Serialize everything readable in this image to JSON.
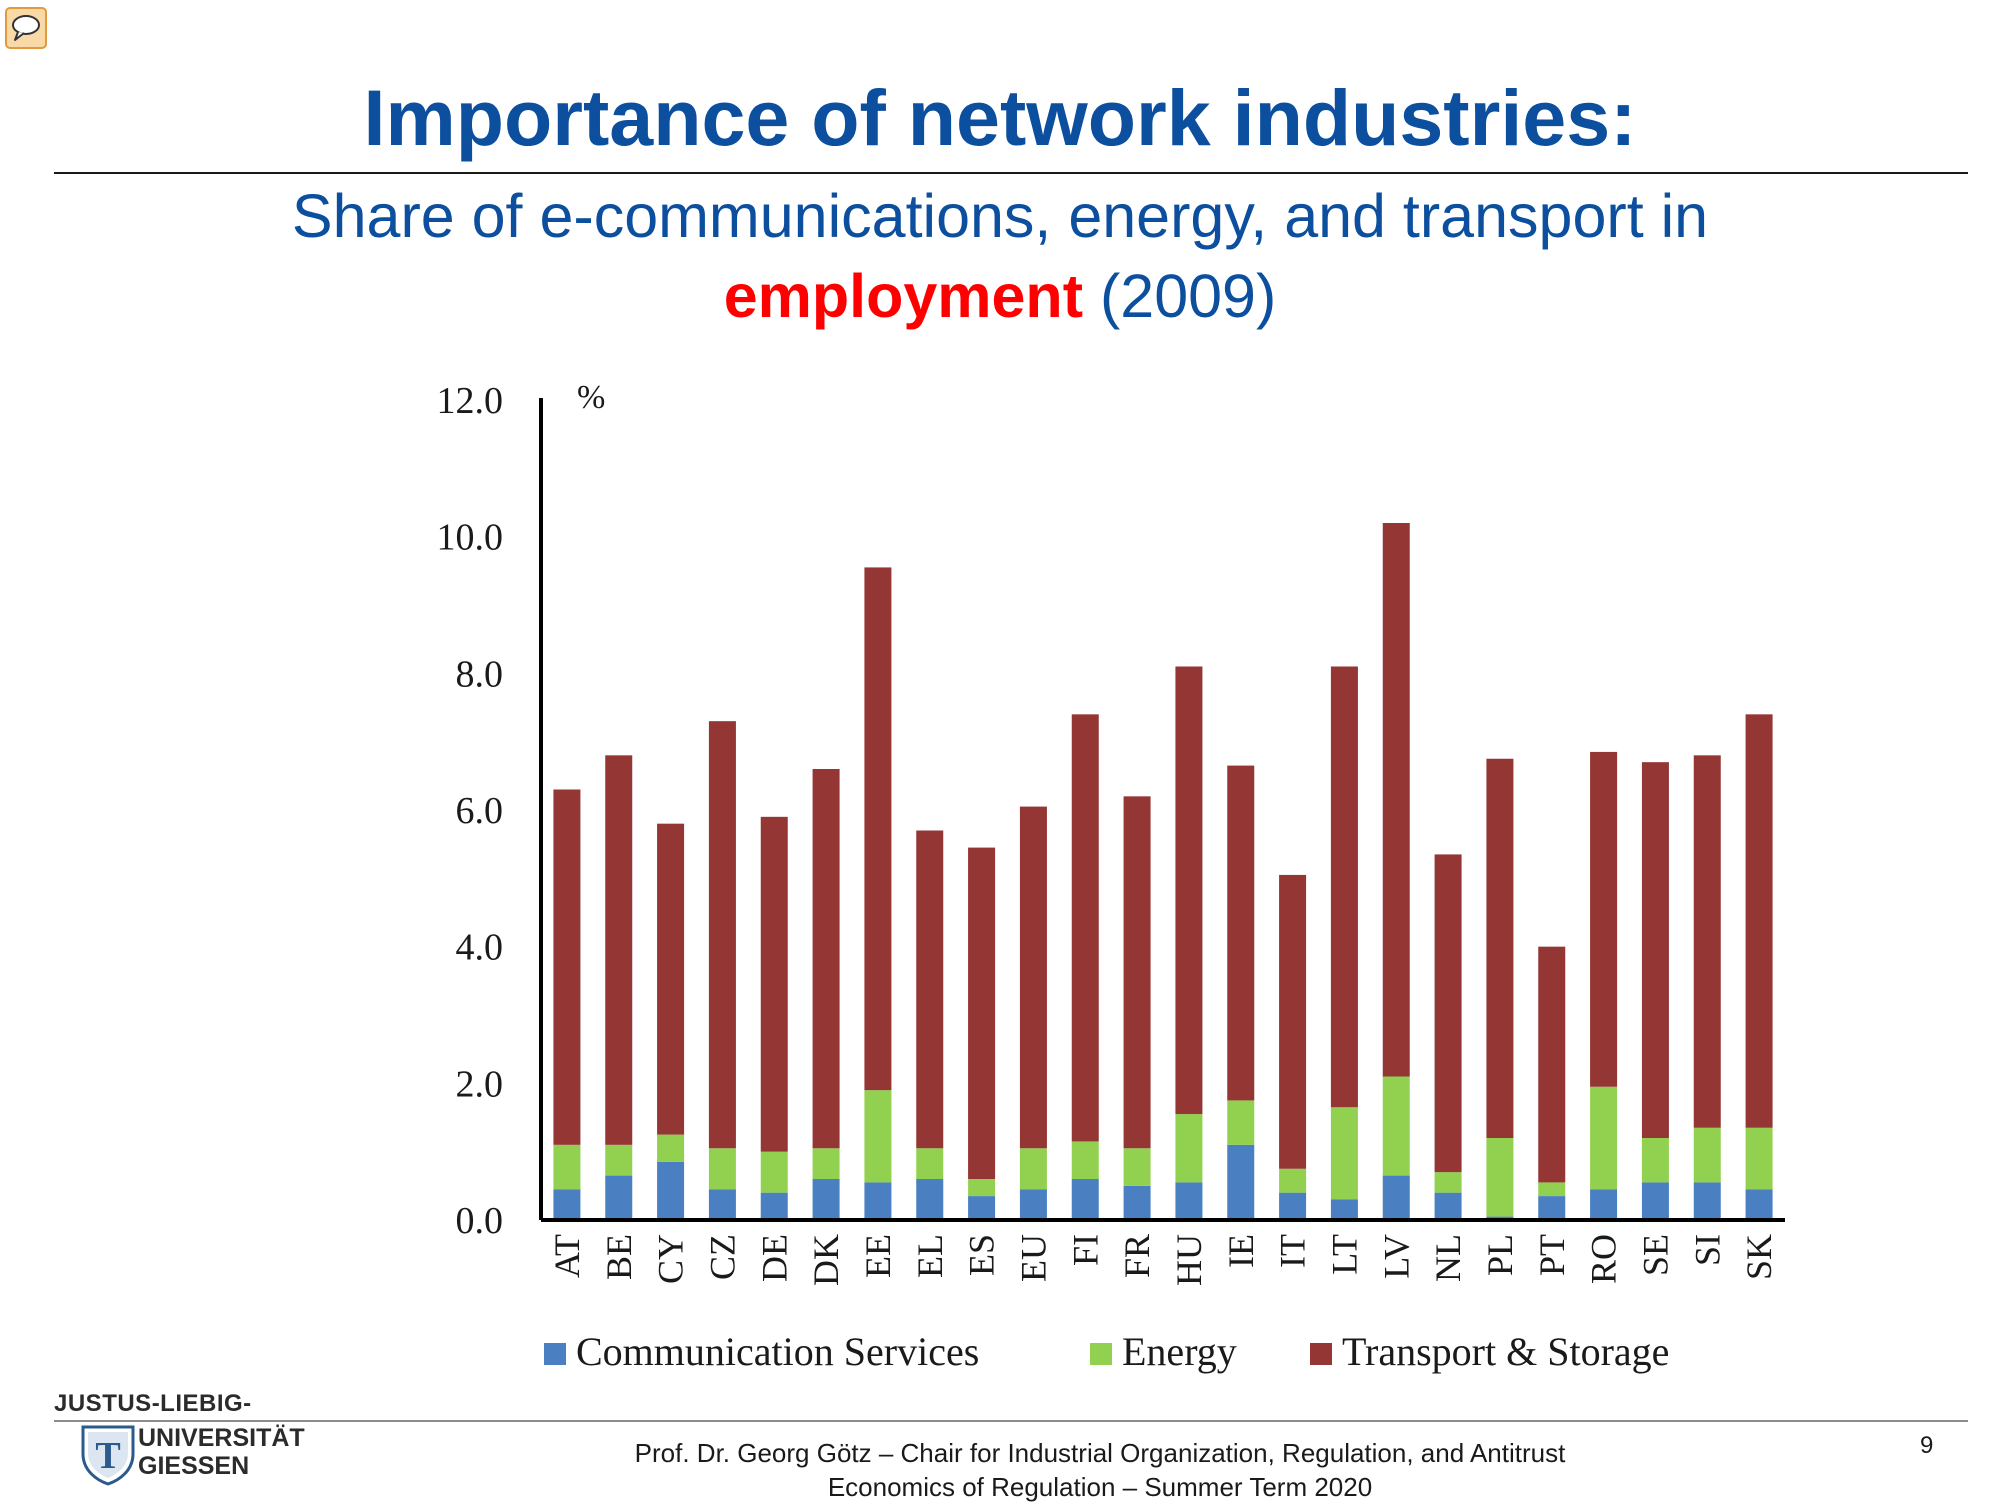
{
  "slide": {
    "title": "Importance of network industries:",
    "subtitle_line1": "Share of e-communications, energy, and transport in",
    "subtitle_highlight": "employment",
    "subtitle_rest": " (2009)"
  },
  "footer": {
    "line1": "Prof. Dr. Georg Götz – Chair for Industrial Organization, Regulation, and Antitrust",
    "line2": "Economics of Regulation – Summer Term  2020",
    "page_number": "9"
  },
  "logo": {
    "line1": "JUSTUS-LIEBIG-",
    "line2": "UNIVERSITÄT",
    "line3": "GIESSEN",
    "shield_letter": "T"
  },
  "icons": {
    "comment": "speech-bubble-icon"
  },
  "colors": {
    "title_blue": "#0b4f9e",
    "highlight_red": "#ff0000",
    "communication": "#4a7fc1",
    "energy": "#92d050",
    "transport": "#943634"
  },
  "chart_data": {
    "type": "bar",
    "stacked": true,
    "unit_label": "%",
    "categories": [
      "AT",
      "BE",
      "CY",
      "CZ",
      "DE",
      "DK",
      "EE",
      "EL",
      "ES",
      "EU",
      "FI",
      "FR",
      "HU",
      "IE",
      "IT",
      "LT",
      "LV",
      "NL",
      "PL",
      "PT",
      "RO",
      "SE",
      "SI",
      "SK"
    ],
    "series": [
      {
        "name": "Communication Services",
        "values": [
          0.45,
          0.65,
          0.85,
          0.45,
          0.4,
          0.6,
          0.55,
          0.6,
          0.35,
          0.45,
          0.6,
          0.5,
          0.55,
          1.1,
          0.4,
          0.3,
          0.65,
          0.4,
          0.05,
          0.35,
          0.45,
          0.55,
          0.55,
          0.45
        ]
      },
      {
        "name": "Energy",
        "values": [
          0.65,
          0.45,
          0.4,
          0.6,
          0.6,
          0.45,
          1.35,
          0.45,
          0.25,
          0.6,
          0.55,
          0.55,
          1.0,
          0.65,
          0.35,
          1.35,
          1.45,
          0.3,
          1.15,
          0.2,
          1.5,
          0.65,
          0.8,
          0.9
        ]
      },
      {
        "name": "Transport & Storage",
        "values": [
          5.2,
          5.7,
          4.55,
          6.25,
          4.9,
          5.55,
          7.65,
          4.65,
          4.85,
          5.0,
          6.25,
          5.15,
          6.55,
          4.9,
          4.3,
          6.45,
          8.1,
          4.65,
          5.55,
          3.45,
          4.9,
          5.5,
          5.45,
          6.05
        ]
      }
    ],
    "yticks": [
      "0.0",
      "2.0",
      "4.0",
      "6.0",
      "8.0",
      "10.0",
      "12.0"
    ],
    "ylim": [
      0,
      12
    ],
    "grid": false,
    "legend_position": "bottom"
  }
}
---
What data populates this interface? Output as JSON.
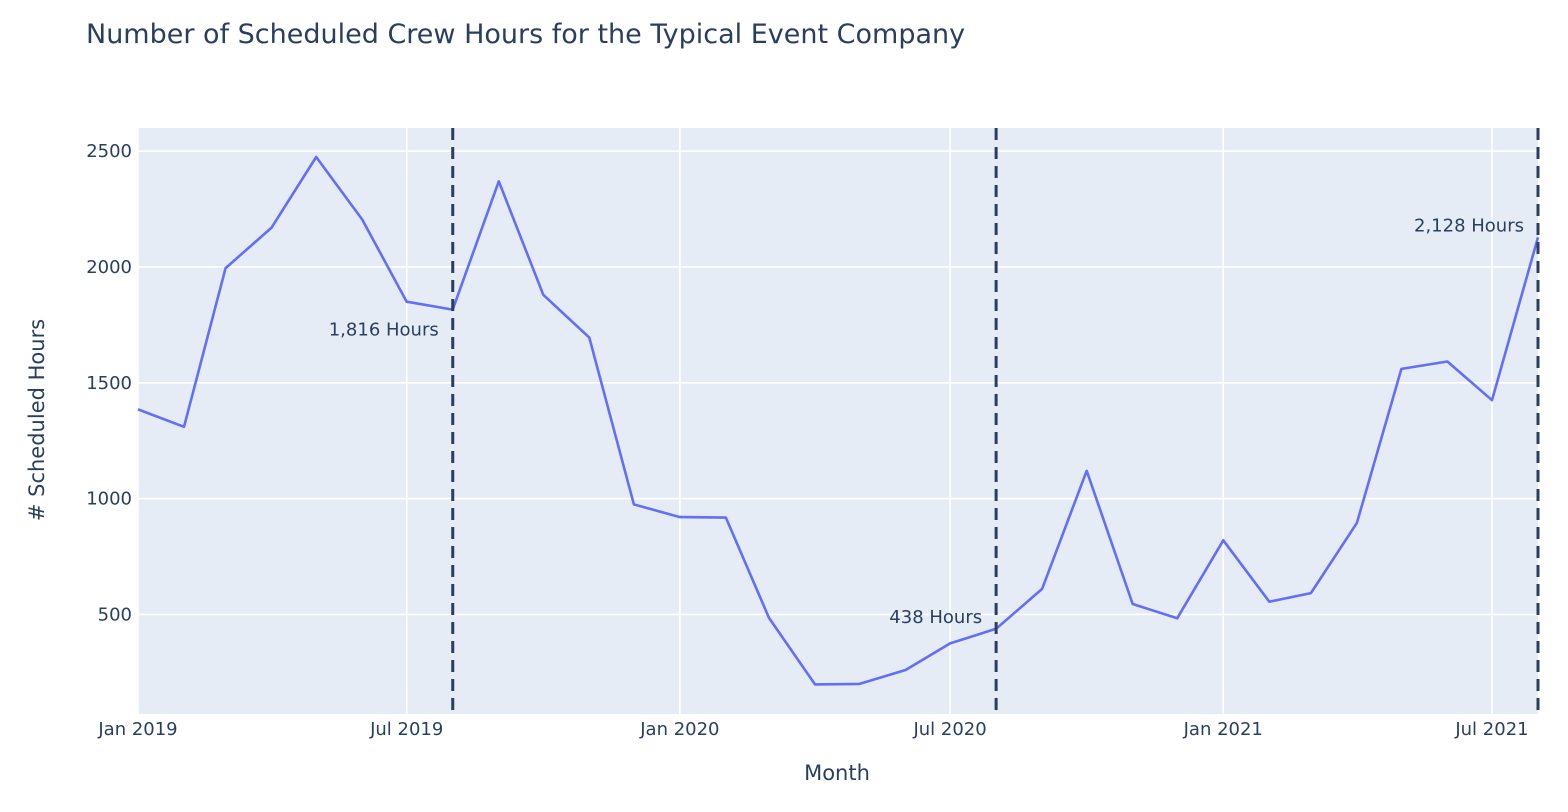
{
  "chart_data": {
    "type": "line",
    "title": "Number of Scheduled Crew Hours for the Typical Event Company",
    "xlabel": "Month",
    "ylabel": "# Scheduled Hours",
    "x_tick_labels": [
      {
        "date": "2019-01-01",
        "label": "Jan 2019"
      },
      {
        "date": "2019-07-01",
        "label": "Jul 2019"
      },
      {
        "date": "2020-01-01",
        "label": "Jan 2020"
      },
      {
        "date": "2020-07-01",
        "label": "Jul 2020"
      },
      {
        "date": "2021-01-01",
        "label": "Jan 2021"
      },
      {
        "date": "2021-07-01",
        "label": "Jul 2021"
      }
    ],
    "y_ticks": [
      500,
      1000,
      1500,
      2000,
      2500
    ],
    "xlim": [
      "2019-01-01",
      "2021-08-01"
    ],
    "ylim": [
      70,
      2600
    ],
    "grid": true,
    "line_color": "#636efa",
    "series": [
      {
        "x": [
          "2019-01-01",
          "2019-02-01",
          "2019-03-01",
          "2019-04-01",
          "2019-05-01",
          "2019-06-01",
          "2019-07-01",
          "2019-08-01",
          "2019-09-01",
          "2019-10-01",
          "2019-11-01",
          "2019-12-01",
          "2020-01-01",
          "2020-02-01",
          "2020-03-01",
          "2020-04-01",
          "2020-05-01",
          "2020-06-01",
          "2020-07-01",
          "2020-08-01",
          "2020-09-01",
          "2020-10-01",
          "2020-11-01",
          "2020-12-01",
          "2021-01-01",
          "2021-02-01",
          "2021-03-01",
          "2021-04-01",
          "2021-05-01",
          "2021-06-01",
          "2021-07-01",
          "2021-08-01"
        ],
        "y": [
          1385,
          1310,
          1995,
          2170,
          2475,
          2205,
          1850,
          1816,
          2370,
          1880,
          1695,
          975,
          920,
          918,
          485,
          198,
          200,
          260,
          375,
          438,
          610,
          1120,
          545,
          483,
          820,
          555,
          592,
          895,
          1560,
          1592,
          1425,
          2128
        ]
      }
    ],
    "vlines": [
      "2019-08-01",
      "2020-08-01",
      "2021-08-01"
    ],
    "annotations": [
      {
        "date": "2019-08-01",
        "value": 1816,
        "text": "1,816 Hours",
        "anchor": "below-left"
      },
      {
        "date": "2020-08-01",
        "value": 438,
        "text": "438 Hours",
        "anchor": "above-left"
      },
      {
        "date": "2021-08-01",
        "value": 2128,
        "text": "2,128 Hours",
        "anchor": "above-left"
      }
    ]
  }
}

Exercise:
Count each line of the data where the word "Scheduled" appears, then reply with the total only.

Solution to this exercise:
2